Extract all lines containing "subtitle".

%%

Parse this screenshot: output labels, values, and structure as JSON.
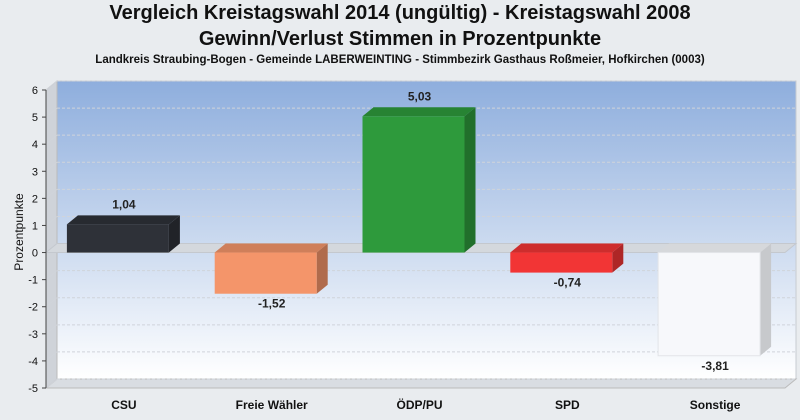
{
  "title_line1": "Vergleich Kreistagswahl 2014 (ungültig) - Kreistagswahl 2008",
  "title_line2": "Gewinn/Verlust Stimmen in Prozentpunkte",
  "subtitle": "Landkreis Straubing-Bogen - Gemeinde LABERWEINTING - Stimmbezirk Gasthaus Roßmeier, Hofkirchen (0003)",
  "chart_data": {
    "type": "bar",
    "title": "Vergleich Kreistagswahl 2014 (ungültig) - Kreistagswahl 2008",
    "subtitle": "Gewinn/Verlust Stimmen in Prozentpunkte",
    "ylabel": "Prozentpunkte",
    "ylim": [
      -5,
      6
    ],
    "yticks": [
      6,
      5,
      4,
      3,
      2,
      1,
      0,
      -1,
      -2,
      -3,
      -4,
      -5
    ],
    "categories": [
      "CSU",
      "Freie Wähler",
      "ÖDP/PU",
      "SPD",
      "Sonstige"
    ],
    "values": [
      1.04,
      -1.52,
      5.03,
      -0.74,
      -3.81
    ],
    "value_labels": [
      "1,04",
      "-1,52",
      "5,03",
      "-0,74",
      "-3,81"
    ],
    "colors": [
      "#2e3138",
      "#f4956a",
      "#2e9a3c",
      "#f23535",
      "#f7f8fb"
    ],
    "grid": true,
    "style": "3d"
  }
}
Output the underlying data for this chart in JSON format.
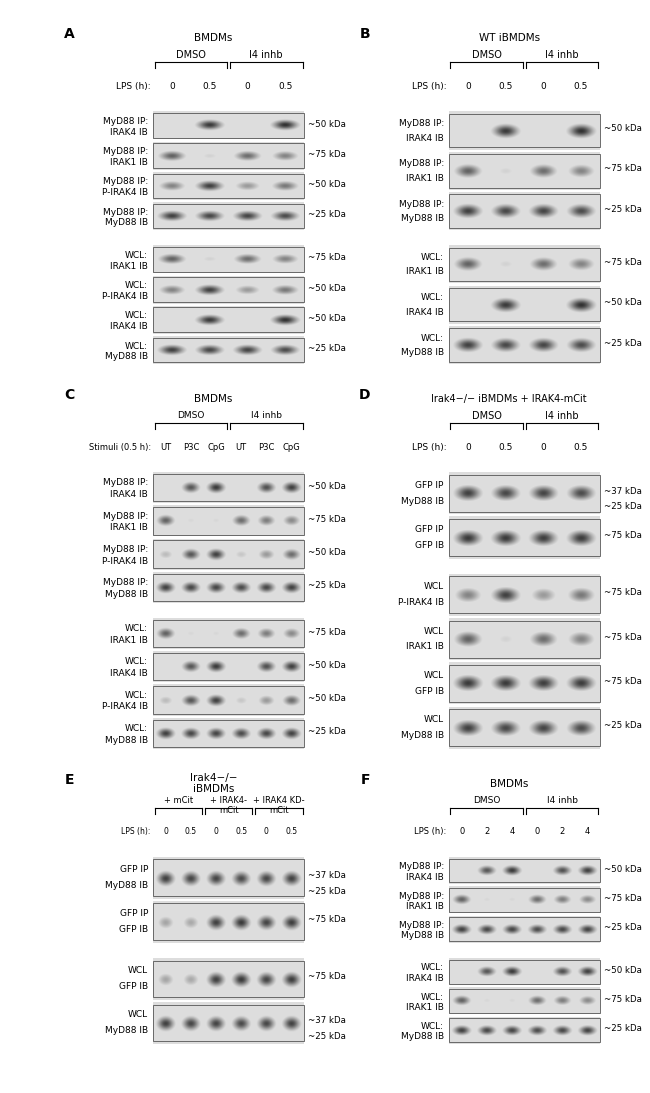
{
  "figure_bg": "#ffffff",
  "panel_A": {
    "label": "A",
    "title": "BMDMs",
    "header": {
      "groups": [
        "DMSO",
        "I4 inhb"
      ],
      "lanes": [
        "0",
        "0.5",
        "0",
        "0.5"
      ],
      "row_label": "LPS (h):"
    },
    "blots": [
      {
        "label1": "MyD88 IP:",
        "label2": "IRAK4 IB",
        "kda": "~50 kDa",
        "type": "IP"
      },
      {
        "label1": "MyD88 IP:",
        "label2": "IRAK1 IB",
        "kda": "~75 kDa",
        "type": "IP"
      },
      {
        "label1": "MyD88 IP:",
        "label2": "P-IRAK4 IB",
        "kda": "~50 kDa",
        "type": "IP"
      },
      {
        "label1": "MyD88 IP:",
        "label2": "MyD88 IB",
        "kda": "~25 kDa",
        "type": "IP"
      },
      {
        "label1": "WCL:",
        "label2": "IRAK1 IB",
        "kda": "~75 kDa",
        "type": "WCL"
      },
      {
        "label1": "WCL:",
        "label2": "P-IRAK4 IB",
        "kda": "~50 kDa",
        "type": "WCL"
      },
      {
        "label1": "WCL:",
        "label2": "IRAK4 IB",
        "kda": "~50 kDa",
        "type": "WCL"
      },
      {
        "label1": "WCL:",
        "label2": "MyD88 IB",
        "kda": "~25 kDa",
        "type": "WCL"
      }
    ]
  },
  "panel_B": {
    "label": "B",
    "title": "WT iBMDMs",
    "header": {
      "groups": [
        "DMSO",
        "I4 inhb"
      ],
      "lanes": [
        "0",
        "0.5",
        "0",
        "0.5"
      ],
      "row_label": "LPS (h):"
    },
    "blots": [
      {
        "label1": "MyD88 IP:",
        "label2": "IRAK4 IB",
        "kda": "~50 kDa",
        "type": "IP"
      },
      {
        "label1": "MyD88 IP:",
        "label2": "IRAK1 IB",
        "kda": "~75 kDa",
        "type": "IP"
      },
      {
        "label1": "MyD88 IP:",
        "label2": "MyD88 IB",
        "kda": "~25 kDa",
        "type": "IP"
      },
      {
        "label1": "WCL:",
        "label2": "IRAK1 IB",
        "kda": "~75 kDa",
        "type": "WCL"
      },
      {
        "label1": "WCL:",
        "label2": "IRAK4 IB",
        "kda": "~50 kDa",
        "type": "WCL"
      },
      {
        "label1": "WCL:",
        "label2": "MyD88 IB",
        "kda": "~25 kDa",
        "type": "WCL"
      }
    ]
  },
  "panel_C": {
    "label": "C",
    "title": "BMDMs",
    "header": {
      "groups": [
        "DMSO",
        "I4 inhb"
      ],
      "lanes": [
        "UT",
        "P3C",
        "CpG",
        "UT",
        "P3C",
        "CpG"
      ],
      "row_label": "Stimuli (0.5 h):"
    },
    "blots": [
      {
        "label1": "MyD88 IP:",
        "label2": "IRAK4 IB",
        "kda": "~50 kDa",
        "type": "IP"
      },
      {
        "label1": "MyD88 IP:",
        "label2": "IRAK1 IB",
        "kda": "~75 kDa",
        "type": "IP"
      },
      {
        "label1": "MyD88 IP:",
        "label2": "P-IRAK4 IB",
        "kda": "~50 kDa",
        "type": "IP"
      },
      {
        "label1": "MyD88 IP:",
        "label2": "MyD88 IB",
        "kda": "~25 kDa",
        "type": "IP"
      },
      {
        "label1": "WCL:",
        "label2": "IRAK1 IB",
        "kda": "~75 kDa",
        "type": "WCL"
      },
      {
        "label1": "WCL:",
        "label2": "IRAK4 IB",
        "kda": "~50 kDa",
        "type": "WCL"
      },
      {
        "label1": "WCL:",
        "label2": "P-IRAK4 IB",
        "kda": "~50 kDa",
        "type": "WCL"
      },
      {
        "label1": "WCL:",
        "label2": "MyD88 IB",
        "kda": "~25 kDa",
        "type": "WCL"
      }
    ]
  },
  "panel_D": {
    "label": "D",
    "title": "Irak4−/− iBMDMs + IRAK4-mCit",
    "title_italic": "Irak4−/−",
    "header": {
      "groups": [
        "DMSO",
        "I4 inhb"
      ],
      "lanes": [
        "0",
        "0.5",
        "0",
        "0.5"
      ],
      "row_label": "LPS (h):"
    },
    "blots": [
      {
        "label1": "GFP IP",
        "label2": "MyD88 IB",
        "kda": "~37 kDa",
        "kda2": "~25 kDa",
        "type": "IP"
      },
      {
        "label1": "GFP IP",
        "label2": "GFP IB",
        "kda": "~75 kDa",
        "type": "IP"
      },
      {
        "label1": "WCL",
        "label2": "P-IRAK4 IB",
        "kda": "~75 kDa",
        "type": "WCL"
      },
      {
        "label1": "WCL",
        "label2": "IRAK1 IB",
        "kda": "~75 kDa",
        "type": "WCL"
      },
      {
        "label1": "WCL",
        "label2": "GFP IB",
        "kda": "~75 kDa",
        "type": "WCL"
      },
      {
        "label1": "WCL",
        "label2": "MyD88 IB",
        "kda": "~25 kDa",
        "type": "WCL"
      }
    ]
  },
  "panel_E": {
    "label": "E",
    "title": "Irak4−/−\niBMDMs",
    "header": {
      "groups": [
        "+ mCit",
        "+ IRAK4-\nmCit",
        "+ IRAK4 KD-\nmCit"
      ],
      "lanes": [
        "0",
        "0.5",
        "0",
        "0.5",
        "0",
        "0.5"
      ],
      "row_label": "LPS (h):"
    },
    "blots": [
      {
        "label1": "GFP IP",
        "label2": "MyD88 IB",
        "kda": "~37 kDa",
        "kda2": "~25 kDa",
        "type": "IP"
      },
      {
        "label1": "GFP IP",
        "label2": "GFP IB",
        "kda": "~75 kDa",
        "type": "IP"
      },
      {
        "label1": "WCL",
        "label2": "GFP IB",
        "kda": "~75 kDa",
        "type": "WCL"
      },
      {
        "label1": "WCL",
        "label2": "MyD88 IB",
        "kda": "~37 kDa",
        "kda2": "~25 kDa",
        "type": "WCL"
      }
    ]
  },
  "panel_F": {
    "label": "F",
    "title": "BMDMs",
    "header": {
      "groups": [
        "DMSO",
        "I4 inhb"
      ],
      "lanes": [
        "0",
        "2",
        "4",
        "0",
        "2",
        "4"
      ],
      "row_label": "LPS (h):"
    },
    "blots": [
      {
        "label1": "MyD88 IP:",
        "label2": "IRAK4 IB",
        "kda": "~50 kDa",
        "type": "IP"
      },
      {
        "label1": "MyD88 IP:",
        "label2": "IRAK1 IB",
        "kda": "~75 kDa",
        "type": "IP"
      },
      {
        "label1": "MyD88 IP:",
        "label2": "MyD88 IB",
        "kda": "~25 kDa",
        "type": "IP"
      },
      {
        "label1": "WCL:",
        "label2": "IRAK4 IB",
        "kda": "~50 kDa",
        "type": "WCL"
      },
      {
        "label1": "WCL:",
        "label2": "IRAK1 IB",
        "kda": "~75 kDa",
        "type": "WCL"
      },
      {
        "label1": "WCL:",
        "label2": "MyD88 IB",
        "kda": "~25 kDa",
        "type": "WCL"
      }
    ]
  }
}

%%

Solved problem ▸
  "subtitle": "Landkreis Straubing-Bogen - Gemeinde LABERWEINTING - Stimmbezirk Gasthaus Roßmeier, Hofkirchen (0003)",
    "subtitle": "Gewinn/Verlust Stimmen in Prozentpunkte",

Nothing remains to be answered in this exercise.